For each line in the data below that holds "Seats", return a copy.
____________________
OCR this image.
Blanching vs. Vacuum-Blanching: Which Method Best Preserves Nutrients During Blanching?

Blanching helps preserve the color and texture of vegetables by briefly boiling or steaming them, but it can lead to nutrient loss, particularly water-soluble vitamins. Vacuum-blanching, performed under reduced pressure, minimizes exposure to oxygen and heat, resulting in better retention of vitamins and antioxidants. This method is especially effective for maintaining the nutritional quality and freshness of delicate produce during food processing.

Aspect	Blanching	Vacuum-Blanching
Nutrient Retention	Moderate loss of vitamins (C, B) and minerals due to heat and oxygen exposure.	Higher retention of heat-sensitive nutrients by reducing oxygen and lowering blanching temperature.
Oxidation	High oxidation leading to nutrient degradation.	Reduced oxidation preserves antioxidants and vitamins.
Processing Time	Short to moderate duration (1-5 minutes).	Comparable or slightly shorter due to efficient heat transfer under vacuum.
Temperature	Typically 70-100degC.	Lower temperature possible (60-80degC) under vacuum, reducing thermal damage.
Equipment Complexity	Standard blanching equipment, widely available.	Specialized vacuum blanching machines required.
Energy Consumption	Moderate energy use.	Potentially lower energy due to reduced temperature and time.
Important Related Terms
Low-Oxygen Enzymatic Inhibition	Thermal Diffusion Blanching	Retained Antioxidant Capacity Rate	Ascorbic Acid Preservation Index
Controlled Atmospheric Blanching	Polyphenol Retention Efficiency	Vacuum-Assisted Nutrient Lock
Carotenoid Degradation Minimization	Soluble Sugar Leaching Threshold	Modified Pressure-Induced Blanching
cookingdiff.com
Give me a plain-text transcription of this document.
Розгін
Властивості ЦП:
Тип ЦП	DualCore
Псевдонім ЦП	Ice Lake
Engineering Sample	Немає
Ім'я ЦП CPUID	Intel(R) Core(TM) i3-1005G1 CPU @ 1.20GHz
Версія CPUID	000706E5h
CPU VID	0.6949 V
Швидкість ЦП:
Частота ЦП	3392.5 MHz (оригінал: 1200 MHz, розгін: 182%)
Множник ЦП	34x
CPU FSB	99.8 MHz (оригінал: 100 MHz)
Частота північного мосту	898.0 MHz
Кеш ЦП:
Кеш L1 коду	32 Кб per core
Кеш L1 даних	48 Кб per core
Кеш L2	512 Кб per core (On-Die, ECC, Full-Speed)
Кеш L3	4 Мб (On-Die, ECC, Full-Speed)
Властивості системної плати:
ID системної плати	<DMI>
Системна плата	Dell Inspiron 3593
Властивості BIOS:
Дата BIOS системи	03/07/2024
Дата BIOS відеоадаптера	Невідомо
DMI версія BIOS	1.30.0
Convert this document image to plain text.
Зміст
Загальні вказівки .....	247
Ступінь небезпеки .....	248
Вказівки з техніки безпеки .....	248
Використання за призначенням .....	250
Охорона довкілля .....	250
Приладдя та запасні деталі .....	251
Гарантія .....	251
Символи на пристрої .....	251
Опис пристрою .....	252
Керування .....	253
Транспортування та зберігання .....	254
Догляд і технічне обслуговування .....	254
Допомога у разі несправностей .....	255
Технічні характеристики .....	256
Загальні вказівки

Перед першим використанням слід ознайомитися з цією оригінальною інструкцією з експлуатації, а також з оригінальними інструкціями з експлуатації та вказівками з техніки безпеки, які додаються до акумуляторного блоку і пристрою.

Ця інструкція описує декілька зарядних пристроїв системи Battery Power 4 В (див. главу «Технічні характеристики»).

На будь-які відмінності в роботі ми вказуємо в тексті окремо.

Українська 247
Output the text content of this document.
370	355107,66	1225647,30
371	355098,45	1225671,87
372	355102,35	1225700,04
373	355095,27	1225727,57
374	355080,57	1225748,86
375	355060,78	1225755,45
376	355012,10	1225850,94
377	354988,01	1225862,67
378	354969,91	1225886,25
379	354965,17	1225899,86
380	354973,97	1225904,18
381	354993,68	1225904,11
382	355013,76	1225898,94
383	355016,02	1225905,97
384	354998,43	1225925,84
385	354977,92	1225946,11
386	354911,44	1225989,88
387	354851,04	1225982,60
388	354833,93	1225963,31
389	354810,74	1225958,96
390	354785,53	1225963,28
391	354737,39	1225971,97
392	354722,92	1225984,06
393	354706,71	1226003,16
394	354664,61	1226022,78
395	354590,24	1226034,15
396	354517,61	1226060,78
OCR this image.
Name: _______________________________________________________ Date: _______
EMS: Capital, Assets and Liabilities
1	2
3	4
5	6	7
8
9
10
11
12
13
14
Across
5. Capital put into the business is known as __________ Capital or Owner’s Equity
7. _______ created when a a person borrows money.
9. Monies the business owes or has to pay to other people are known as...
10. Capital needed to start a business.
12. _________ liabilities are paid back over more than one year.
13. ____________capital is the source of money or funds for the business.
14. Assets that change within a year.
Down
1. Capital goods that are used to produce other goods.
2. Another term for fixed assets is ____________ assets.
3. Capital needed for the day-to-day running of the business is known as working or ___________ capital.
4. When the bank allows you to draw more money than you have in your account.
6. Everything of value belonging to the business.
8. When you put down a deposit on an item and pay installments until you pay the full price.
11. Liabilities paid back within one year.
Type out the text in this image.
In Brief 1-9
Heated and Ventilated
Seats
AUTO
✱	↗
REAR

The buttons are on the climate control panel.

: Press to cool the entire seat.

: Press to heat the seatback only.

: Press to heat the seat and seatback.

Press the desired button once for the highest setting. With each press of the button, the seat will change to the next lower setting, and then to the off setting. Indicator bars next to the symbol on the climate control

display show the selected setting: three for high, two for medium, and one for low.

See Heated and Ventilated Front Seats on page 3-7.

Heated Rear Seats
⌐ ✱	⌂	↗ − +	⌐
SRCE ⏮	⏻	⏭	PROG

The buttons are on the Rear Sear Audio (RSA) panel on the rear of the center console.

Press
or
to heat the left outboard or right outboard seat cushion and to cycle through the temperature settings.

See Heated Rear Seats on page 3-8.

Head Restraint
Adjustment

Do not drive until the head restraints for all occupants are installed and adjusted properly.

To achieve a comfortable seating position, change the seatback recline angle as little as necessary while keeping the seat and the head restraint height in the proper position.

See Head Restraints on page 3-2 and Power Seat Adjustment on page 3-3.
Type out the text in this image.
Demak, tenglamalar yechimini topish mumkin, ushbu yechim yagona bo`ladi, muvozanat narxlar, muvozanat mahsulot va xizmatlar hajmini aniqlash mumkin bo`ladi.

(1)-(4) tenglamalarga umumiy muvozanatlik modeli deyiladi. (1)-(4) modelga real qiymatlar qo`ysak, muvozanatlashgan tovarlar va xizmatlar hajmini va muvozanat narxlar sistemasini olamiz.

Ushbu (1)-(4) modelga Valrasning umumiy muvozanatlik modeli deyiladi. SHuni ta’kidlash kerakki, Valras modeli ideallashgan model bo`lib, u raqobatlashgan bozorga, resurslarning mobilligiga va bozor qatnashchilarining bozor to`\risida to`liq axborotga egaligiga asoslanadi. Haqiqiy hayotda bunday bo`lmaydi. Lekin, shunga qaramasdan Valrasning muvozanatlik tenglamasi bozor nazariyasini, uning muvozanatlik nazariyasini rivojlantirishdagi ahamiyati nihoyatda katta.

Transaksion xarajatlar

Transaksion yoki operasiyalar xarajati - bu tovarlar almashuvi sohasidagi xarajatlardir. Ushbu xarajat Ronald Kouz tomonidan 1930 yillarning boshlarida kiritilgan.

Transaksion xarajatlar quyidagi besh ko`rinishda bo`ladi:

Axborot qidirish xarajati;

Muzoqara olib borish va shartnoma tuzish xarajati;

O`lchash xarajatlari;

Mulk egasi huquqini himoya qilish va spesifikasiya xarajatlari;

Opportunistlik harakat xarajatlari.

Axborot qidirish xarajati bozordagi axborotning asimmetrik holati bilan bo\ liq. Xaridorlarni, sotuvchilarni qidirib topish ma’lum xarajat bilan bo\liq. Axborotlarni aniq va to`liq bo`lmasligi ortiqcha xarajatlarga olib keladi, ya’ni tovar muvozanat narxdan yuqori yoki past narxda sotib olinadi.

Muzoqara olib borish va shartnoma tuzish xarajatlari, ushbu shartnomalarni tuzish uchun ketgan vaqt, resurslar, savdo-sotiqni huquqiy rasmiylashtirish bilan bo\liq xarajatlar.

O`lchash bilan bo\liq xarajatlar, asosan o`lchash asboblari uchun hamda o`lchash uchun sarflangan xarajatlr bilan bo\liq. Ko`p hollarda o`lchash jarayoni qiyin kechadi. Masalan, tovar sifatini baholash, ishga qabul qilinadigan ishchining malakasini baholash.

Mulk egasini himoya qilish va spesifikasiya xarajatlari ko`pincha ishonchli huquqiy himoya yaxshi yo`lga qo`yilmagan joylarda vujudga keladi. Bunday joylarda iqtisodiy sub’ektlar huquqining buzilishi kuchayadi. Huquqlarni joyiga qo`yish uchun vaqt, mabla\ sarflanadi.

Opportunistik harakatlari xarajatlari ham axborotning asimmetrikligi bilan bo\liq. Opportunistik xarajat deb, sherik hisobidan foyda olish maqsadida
____________________
- TASK RESPONSE
Seats
See Heated and Ventilated Front Seats on page 3-7.
Heated Rear Seats
See Heated Rear Seats on page 3-8.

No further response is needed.